--- Start of Data to use ---
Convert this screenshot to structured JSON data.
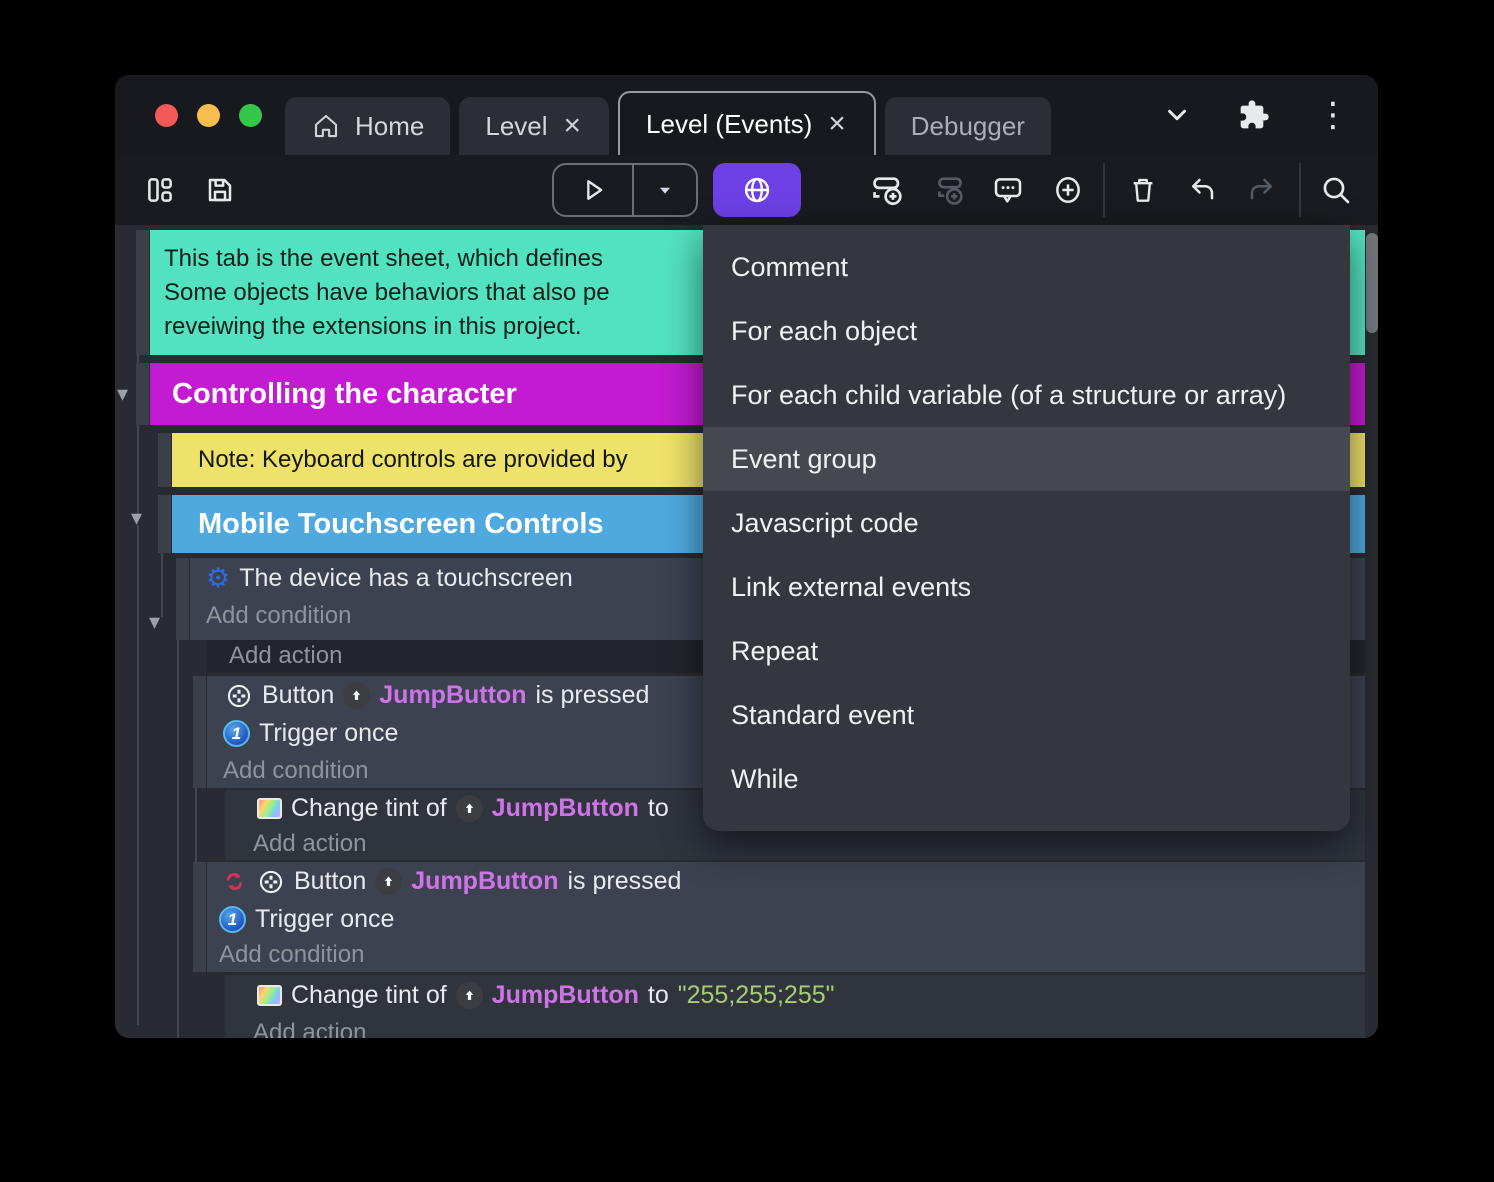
{
  "colors": {
    "comment_bg": "#53E2BF",
    "group_primary_bg": "#C21BD1",
    "note_bg": "#EDE26A",
    "group_secondary_bg": "#4FA9DF",
    "object_name_text": "#CE74E8",
    "string_value_text": "#A8CE74",
    "accent_button": "#6C40E4",
    "traffic_lights": [
      "#F25A58",
      "#F5BE4F",
      "#35C749"
    ]
  },
  "icons": {
    "close": "×",
    "collapse_arrow": "▾",
    "gear": "⚙",
    "trigger_once_badge": "1",
    "overflow_menu": "⋮"
  },
  "titlebar": {
    "tabs": [
      {
        "label": "Home"
      },
      {
        "label": "Level",
        "close": "×"
      },
      {
        "label": "Level (Events)",
        "close": "×"
      },
      {
        "label": "Debugger"
      }
    ]
  },
  "sheet": {
    "comment_lines": [
      "This tab is the event sheet, which defines",
      "Some objects have behaviors that also pe",
      "reveiwing the extensions in this project."
    ],
    "group_controlling": "Controlling the character",
    "note": "Note: Keyboard controls are provided by",
    "group_mobile": "Mobile Touchscreen Controls",
    "touchscreen_condition": "The device has a touchscreen",
    "add_condition": "Add condition",
    "add_action": "Add action",
    "button_condition": {
      "label": "Button",
      "object": "JumpButton",
      "suffix": "is pressed"
    },
    "trigger_once": "Trigger once",
    "tint_action": {
      "label": "Change tint of",
      "object": "JumpButton",
      "to": "to",
      "value": "\"255;255;255\""
    }
  },
  "context_menu": {
    "items": [
      "Comment",
      "For each object",
      "For each child variable (of a structure or array)",
      "Event group",
      "Javascript code",
      "Link external events",
      "Repeat",
      "Standard event",
      "While"
    ],
    "highlighted_item": "Event group"
  }
}
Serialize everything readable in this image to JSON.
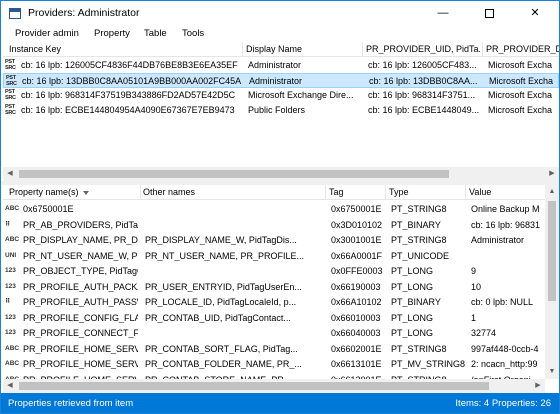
{
  "window": {
    "title": "Providers: Administrator",
    "minimize_label": "—",
    "close_label": "✕"
  },
  "menu": [
    "Provider admin",
    "Property",
    "Table",
    "Tools"
  ],
  "top_table": {
    "columns": [
      "Instance Key",
      "Display Name",
      "PR_PROVIDER_UID, PidTa...",
      "PR_PROVIDER_D"
    ],
    "rows": [
      {
        "key": "cb: 16 lpb: 126005CF4836F44DB76BE8B3E6EA35EF",
        "name": "Administrator",
        "uid": "cb: 16 lpb: 126005CF483...",
        "d": "Microsoft Excha",
        "selected": false
      },
      {
        "key": "cb: 16 lpb: 13DBB0C8AA05101A9BB000AA002FC45A",
        "name": "Administrator",
        "uid": "cb: 16 lpb: 13DBB0C8AA...",
        "d": "Microsoft Excha",
        "selected": true
      },
      {
        "key": "cb: 16 lpb: 968314F37519B343886FD2AD57E42D5C",
        "name": "Microsoft Exchange Dire...",
        "uid": "cb: 16 lpb: 968314F3751...",
        "d": "Microsoft Excha",
        "selected": false
      },
      {
        "key": "cb: 16 lpb: ECBE144804954A4090E67367E7EB9473",
        "name": "Public Folders",
        "uid": "cb: 16 lpb: ECBE1448049...",
        "d": "Microsoft Excha",
        "selected": false
      }
    ],
    "row_icon_text": [
      "PST",
      "SRC"
    ]
  },
  "bottom_table": {
    "columns": [
      "Property name(s)",
      "Other names",
      "Tag",
      "Type",
      "Value"
    ],
    "rows": [
      {
        "icon": "ABC",
        "name": "0x6750001E",
        "other": "",
        "tag": "0x6750001E",
        "type": "PT_STRING8",
        "value": "Online Backup M"
      },
      {
        "icon": "⠿",
        "name": "PR_AB_PROVIDERS, PidTagAbP...",
        "other": "",
        "tag": "0x3D010102",
        "type": "PT_BINARY",
        "value": "cb: 16 lpb: 96831"
      },
      {
        "icon": "ABC",
        "name": "PR_DISPLAY_NAME, PR_DISPLA...",
        "other": "PR_DISPLAY_NAME_W, PidTagDis...",
        "tag": "0x3001001E",
        "type": "PT_STRING8",
        "value": "Administrator"
      },
      {
        "icon": "UNI",
        "name": "PR_NT_USER_NAME_W, PR_PR...",
        "other": "PR_NT_USER_NAME, PR_PROFILE...",
        "tag": "0x66A0001F",
        "type": "PT_UNICODE",
        "value": ""
      },
      {
        "icon": "123",
        "name": "PR_OBJECT_TYPE, PidTagObjec...",
        "other": "",
        "tag": "0x0FFE0003",
        "type": "PT_LONG",
        "value": "9"
      },
      {
        "icon": "123",
        "name": "PR_PROFILE_AUTH_PACKAGE",
        "other": "PR_USER_ENTRYID, PidTagUserEn...",
        "tag": "0x66190003",
        "type": "PT_LONG",
        "value": "10"
      },
      {
        "icon": "⠿",
        "name": "PR_PROFILE_AUTH_PASSWORD",
        "other": "PR_LOCALE_ID, PidTagLocaleId, p...",
        "tag": "0x66A10102",
        "type": "PT_BINARY",
        "value": "cb: 0 lpb: NULL"
      },
      {
        "icon": "123",
        "name": "PR_PROFILE_CONFIG_FLAGS",
        "other": "PR_CONTAB_UID, PidTagContact...",
        "tag": "0x66010003",
        "type": "PT_LONG",
        "value": "1"
      },
      {
        "icon": "123",
        "name": "PR_PROFILE_CONNECT_FLAGS",
        "other": "",
        "tag": "0x66040003",
        "type": "PT_LONG",
        "value": "32774"
      },
      {
        "icon": "ABC",
        "name": "PR_PROFILE_HOME_SERVER",
        "other": "PR_CONTAB_SORT_FLAG, PidTag...",
        "tag": "0x6602001E",
        "type": "PT_STRING8",
        "value": "997af448-0ccb-4"
      },
      {
        "icon": "ABC",
        "name": "PR_PROFILE_HOME_SERVER_A...",
        "other": "PR_CONTAB_FOLDER_NAME, PR_...",
        "tag": "0x6613101E",
        "type": "PT_MV_STRING8",
        "value": "2: ncacn_http:99"
      },
      {
        "icon": "ABC",
        "name": "PR_PROFILE_HOME_SERVER_D...",
        "other": "PR_CONTAB_STORE_NAME, PR_...",
        "tag": "0x6612001E",
        "type": "PT_STRING8",
        "value": "/o=First Organi"
      }
    ]
  },
  "status": {
    "left": "Properties retrieved from item",
    "right": "Items: 4   Properties: 26"
  },
  "colors": {
    "accent": "#0078d7",
    "selection": "#cce8ff"
  }
}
--- End of Data to use ---
▶ What to do: Transcribe the full listing above exactly, with the images removed.

▶ The solution:
Convert this screenshot to structured JSON data.
{
  "colors": {
    "comment_bg": "#53E2BF",
    "group_primary_bg": "#C21BD1",
    "note_bg": "#EDE26A",
    "group_secondary_bg": "#4FA9DF",
    "object_name_text": "#CE74E8",
    "string_value_text": "#A8CE74",
    "accent_button": "#6C40E4",
    "traffic_lights": [
      "#F25A58",
      "#F5BE4F",
      "#35C749"
    ]
  },
  "icons": {
    "close": "×",
    "collapse_arrow": "▾",
    "gear": "⚙",
    "trigger_once_badge": "1",
    "overflow_menu": "⋮"
  },
  "titlebar": {
    "tabs": [
      {
        "label": "Home"
      },
      {
        "label": "Level",
        "close": "×"
      },
      {
        "label": "Level (Events)",
        "close": "×"
      },
      {
        "label": "Debugger"
      }
    ]
  },
  "sheet": {
    "comment_lines": [
      "This tab is the event sheet, which defines",
      "Some objects have behaviors that also pe",
      "reveiwing the extensions in this project."
    ],
    "group_controlling": "Controlling the character",
    "note": "Note: Keyboard controls are provided by",
    "group_mobile": "Mobile Touchscreen Controls",
    "touchscreen_condition": "The device has a touchscreen",
    "add_condition": "Add condition",
    "add_action": "Add action",
    "button_condition": {
      "label": "Button",
      "object": "JumpButton",
      "suffix": "is pressed"
    },
    "trigger_once": "Trigger once",
    "tint_action": {
      "label": "Change tint of",
      "object": "JumpButton",
      "to": "to",
      "value": "\"255;255;255\""
    }
  },
  "context_menu": {
    "items": [
      "Comment",
      "For each object",
      "For each child variable (of a structure or array)",
      "Event group",
      "Javascript code",
      "Link external events",
      "Repeat",
      "Standard event",
      "While"
    ],
    "highlighted_item": "Event group"
  }
}
Serialize everything readable in this image to JSON.
{
  "window": {
    "title": "Providers: Administrator",
    "minimize_label": "—",
    "close_label": "✕"
  },
  "menu": [
    "Provider admin",
    "Property",
    "Table",
    "Tools"
  ],
  "top_table": {
    "columns": [
      "Instance Key",
      "Display Name",
      "PR_PROVIDER_UID, PidTa...",
      "PR_PROVIDER_D"
    ],
    "rows": [
      {
        "key": "cb: 16 lpb: 126005CF4836F44DB76BE8B3E6EA35EF",
        "name": "Administrator",
        "uid": "cb: 16 lpb: 126005CF483...",
        "d": "Microsoft Excha",
        "selected": false
      },
      {
        "key": "cb: 16 lpb: 13DBB0C8AA05101A9BB000AA002FC45A",
        "name": "Administrator",
        "uid": "cb: 16 lpb: 13DBB0C8AA...",
        "d": "Microsoft Excha",
        "selected": true
      },
      {
        "key": "cb: 16 lpb: 968314F37519B343886FD2AD57E42D5C",
        "name": "Microsoft Exchange Dire...",
        "uid": "cb: 16 lpb: 968314F3751...",
        "d": "Microsoft Excha",
        "selected": false
      },
      {
        "key": "cb: 16 lpb: ECBE144804954A4090E67367E7EB9473",
        "name": "Public Folders",
        "uid": "cb: 16 lpb: ECBE1448049...",
        "d": "Microsoft Excha",
        "selected": false
      }
    ],
    "row_icon_text": [
      "PST",
      "SRC"
    ]
  },
  "bottom_table": {
    "columns": [
      "Property name(s)",
      "Other names",
      "Tag",
      "Type",
      "Value"
    ],
    "rows": [
      {
        "icon": "ABC",
        "name": "0x6750001E",
        "other": "",
        "tag": "0x6750001E",
        "type": "PT_STRING8",
        "value": "Online Backup M"
      },
      {
        "icon": "⠿",
        "name": "PR_AB_PROVIDERS, PidTagAbP...",
        "other": "",
        "tag": "0x3D010102",
        "type": "PT_BINARY",
        "value": "cb: 16 lpb: 96831"
      },
      {
        "icon": "ABC",
        "name": "PR_DISPLAY_NAME, PR_DISPLA...",
        "other": "PR_DISPLAY_NAME_W, PidTagDis...",
        "tag": "0x3001001E",
        "type": "PT_STRING8",
        "value": "Administrator"
      },
      {
        "icon": "UNI",
        "name": "PR_NT_USER_NAME_W, PR_PR...",
        "other": "PR_NT_USER_NAME, PR_PROFILE...",
        "tag": "0x66A0001F",
        "type": "PT_UNICODE",
        "value": ""
      },
      {
        "icon": "123",
        "name": "PR_OBJECT_TYPE, PidTagObjec...",
        "other": "",
        "tag": "0x0FFE0003",
        "type": "PT_LONG",
        "value": "9"
      },
      {
        "icon": "123",
        "name": "PR_PROFILE_AUTH_PACKAGE",
        "other": "PR_USER_ENTRYID, PidTagUserEn...",
        "tag": "0x66190003",
        "type": "PT_LONG",
        "value": "10"
      },
      {
        "icon": "⠿",
        "name": "PR_PROFILE_AUTH_PASSWORD",
        "other": "PR_LOCALE_ID, PidTagLocaleId, p...",
        "tag": "0x66A10102",
        "type": "PT_BINARY",
        "value": "cb: 0 lpb: NULL"
      },
      {
        "icon": "123",
        "name": "PR_PROFILE_CONFIG_FLAGS",
        "other": "PR_CONTAB_UID, PidTagContact...",
        "tag": "0x66010003",
        "type": "PT_LONG",
        "value": "1"
      },
      {
        "icon": "123",
        "name": "PR_PROFILE_CONNECT_FLAGS",
        "other": "",
        "tag": "0x66040003",
        "type": "PT_LONG",
        "value": "32774"
      },
      {
        "icon": "ABC",
        "name": "PR_PROFILE_HOME_SERVER",
        "other": "PR_CONTAB_SORT_FLAG, PidTag...",
        "tag": "0x6602001E",
        "type": "PT_STRING8",
        "value": "997af448-0ccb-4"
      },
      {
        "icon": "ABC",
        "name": "PR_PROFILE_HOME_SERVER_A...",
        "other": "PR_CONTAB_FOLDER_NAME, PR_...",
        "tag": "0x6613101E",
        "type": "PT_MV_STRING8",
        "value": "2: ncacn_http:99"
      },
      {
        "icon": "ABC",
        "name": "PR_PROFILE_HOME_SERVER_D...",
        "other": "PR_CONTAB_STORE_NAME, PR_...",
        "tag": "0x6612001E",
        "type": "PT_STRING8",
        "value": "/o=First Organi"
      }
    ]
  },
  "status": {
    "left": "Properties retrieved from item",
    "right": "Items: 4   Properties: 26"
  },
  "colors": {
    "accent": "#0078d7",
    "selection": "#cce8ff"
  }
}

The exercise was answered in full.